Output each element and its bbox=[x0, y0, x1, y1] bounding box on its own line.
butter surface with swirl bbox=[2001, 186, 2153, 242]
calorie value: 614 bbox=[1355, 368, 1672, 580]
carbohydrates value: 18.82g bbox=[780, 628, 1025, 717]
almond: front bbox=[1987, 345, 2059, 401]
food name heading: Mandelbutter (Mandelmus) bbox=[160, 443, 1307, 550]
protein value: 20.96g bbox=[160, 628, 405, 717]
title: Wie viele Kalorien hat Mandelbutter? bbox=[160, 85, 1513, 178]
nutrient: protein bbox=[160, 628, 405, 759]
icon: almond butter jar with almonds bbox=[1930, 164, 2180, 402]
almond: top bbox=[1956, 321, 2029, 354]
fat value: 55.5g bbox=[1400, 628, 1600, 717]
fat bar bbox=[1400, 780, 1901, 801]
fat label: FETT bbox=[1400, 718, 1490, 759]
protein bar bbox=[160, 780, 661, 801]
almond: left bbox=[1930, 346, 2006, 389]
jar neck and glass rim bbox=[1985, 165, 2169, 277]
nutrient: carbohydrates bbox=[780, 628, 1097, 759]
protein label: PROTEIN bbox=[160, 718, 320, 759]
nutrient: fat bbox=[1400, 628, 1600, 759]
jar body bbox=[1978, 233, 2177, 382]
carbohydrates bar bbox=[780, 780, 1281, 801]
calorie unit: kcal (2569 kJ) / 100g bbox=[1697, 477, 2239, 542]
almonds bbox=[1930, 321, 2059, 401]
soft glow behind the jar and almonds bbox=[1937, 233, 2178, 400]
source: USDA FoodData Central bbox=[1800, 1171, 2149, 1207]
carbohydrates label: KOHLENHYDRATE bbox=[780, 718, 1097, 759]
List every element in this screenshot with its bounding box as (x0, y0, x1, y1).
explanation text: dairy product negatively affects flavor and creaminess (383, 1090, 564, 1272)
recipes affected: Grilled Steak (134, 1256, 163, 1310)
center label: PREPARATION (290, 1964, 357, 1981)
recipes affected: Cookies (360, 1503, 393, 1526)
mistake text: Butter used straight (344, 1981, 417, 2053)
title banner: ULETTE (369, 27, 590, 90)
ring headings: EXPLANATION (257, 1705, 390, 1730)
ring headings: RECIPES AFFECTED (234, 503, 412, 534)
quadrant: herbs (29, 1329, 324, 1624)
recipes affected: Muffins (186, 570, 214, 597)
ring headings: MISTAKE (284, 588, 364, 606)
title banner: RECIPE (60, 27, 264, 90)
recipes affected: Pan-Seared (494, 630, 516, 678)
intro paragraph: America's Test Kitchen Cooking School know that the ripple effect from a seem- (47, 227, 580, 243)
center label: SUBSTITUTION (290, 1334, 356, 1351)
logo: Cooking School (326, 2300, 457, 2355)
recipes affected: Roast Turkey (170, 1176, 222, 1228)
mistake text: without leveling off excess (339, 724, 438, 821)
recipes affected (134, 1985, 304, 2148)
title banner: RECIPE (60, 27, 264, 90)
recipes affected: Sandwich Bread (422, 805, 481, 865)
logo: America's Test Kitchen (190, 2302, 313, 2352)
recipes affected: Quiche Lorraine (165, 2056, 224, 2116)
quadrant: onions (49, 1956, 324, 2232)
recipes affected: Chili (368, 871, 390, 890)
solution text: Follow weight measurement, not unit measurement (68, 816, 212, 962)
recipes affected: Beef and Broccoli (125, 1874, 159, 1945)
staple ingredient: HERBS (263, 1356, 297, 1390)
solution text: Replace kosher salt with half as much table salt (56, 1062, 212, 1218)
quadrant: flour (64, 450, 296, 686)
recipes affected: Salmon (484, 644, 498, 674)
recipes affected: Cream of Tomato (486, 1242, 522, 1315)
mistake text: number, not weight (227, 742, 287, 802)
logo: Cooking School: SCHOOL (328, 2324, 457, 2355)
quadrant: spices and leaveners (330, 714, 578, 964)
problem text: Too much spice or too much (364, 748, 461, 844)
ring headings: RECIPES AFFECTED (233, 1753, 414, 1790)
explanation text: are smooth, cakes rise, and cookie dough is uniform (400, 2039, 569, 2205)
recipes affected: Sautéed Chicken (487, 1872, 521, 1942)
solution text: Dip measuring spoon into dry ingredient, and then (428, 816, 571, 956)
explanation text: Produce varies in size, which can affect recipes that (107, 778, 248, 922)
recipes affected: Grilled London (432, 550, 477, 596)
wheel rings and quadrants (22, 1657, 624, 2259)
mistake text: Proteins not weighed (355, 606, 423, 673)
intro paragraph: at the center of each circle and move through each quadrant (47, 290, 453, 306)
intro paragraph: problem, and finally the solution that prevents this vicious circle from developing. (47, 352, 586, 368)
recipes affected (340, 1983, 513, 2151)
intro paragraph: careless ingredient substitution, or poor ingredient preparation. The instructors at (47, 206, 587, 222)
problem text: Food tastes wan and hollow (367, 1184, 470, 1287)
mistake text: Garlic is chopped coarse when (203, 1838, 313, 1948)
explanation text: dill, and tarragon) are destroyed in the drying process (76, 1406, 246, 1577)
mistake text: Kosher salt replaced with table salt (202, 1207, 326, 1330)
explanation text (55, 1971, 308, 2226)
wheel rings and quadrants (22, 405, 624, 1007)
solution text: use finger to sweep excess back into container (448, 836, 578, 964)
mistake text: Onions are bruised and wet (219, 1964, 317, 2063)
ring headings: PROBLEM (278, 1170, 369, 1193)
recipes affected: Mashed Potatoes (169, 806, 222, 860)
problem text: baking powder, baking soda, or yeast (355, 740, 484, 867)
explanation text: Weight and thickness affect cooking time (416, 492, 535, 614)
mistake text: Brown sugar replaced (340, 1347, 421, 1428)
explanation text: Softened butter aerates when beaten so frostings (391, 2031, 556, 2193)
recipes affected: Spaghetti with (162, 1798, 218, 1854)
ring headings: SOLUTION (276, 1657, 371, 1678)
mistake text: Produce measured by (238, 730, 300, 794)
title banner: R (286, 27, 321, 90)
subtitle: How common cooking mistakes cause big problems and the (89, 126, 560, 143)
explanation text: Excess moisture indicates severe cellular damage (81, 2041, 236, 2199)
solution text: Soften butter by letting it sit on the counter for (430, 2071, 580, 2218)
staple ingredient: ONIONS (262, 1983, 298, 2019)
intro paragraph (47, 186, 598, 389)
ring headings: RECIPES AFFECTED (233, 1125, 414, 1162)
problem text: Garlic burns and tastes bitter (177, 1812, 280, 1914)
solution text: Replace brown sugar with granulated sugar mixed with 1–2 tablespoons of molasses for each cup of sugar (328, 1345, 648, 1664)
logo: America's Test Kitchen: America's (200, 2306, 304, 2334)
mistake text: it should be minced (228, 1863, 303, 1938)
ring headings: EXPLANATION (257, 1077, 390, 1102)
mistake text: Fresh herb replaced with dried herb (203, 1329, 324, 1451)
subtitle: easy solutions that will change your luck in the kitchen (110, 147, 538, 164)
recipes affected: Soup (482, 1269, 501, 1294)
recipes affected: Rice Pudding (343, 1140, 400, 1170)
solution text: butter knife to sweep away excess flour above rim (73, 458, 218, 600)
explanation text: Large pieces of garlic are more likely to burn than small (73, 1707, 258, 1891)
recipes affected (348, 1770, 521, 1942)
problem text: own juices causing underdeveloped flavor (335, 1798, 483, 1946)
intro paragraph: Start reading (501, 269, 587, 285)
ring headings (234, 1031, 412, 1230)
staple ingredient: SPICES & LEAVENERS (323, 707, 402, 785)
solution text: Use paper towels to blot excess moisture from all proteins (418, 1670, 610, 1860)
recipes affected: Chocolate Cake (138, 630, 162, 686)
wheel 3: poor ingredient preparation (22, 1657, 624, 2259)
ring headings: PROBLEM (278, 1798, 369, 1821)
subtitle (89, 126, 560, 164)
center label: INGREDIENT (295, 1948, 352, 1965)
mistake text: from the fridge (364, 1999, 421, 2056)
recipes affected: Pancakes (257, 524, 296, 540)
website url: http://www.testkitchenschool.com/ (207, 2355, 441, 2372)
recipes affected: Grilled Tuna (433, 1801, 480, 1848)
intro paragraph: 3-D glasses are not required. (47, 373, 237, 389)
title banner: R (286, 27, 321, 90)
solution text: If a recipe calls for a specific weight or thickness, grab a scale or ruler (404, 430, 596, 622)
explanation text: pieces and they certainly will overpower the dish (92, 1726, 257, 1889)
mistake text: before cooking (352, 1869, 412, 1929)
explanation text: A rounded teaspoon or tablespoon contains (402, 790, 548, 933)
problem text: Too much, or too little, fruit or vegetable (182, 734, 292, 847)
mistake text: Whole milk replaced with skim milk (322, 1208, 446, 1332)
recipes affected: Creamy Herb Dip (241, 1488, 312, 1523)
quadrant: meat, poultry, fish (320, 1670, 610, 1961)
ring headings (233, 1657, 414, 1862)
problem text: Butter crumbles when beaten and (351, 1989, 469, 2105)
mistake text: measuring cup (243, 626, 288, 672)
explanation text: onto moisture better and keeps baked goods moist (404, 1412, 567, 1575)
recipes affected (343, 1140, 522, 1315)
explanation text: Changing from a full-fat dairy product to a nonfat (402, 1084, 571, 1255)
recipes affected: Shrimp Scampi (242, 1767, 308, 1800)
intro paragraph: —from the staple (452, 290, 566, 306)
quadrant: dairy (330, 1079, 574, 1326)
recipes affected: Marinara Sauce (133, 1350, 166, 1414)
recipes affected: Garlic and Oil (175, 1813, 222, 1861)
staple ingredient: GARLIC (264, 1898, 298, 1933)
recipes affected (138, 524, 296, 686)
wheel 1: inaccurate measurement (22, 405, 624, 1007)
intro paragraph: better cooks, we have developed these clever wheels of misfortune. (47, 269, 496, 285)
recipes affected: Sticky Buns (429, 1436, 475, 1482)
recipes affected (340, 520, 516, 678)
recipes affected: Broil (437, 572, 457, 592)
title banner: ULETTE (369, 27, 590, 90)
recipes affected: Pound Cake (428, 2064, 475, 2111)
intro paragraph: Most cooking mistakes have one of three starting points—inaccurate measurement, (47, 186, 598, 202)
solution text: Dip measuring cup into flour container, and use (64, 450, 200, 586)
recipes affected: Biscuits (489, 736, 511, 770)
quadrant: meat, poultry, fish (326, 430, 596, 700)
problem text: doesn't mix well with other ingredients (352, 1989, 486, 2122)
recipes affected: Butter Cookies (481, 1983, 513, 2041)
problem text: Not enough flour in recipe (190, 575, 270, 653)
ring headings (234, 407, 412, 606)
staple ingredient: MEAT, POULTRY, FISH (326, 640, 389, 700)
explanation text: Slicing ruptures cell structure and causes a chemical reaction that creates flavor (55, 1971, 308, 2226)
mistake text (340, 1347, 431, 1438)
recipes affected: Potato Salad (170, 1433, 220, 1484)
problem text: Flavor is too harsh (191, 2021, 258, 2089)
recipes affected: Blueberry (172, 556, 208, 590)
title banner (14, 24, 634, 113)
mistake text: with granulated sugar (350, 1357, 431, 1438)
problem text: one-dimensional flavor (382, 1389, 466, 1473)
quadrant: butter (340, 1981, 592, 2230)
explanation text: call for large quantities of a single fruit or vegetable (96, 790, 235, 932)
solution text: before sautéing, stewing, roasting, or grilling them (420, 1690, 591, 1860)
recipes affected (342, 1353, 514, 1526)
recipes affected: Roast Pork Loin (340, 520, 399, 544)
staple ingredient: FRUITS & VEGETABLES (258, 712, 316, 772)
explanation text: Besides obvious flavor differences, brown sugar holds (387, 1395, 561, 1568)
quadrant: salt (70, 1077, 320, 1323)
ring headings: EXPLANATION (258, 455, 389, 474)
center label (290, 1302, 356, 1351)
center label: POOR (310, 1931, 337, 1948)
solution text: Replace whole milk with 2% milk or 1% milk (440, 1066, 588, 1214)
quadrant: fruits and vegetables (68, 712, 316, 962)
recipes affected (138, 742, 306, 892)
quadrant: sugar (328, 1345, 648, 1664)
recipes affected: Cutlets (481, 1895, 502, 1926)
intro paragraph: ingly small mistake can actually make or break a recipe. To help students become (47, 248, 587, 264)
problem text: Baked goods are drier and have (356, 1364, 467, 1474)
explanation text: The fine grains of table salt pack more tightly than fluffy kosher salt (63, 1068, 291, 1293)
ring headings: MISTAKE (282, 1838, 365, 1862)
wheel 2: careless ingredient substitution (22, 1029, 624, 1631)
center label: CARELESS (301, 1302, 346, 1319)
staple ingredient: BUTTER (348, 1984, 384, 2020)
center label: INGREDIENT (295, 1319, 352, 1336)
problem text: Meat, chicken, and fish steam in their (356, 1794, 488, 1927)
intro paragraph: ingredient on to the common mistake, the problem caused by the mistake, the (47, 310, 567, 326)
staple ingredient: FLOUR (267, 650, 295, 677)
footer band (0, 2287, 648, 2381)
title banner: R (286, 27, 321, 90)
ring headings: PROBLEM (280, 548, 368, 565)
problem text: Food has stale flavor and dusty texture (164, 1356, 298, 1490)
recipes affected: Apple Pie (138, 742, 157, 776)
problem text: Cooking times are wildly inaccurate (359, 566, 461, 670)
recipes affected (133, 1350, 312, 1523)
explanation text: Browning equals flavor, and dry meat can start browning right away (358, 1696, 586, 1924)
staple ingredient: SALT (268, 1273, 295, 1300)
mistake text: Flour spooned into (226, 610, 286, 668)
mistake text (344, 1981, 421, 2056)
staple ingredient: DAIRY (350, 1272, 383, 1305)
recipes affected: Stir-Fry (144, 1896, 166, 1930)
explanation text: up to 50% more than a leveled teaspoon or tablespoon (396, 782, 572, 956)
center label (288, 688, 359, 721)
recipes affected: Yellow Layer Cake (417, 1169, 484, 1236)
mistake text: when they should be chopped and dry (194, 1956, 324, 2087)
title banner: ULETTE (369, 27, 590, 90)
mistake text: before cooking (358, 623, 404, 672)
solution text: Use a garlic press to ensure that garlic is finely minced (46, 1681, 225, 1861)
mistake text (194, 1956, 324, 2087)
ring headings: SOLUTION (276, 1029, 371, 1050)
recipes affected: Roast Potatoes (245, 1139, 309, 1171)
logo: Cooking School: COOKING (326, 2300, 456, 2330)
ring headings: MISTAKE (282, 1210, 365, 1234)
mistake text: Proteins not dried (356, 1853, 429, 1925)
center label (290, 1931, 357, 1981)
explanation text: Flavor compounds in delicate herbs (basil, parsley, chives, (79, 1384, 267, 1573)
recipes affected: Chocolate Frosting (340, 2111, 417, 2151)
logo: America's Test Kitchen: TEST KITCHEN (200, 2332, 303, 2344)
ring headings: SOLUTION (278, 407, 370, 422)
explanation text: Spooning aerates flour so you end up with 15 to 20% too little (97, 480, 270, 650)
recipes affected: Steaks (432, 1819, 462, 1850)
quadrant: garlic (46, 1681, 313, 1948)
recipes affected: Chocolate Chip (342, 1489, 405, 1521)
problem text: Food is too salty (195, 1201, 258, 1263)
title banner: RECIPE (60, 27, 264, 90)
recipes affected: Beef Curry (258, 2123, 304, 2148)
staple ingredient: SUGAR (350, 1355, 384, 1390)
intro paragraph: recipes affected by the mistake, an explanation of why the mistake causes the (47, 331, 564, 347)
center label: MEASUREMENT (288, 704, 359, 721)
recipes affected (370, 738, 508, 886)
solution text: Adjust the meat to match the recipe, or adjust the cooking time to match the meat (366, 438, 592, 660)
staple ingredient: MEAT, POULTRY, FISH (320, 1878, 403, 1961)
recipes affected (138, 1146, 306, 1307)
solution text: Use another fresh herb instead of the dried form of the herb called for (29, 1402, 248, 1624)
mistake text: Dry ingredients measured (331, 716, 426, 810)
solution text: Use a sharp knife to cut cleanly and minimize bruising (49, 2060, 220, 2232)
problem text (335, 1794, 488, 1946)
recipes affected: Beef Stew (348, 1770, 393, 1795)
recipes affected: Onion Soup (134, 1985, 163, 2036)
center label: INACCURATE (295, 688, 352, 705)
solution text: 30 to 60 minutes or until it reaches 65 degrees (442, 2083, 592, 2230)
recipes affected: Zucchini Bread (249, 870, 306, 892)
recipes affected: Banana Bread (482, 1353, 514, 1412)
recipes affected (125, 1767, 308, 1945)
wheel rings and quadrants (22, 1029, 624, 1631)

▶ _EXERCISE DESCRIPTION_: All lines in the records above that contain "more" are to be reported.

▶ _OUTPUT_:
explanation text: Large pieces of garlic are more likely to burn than small (73, 1707, 258, 1891)
explanation text: The fine grains of table salt pack more tightly than fluffy kosher salt (63, 1068, 291, 1293)
explanation text: up to 50% more than a leveled teaspoon or tablespoon (396, 782, 572, 956)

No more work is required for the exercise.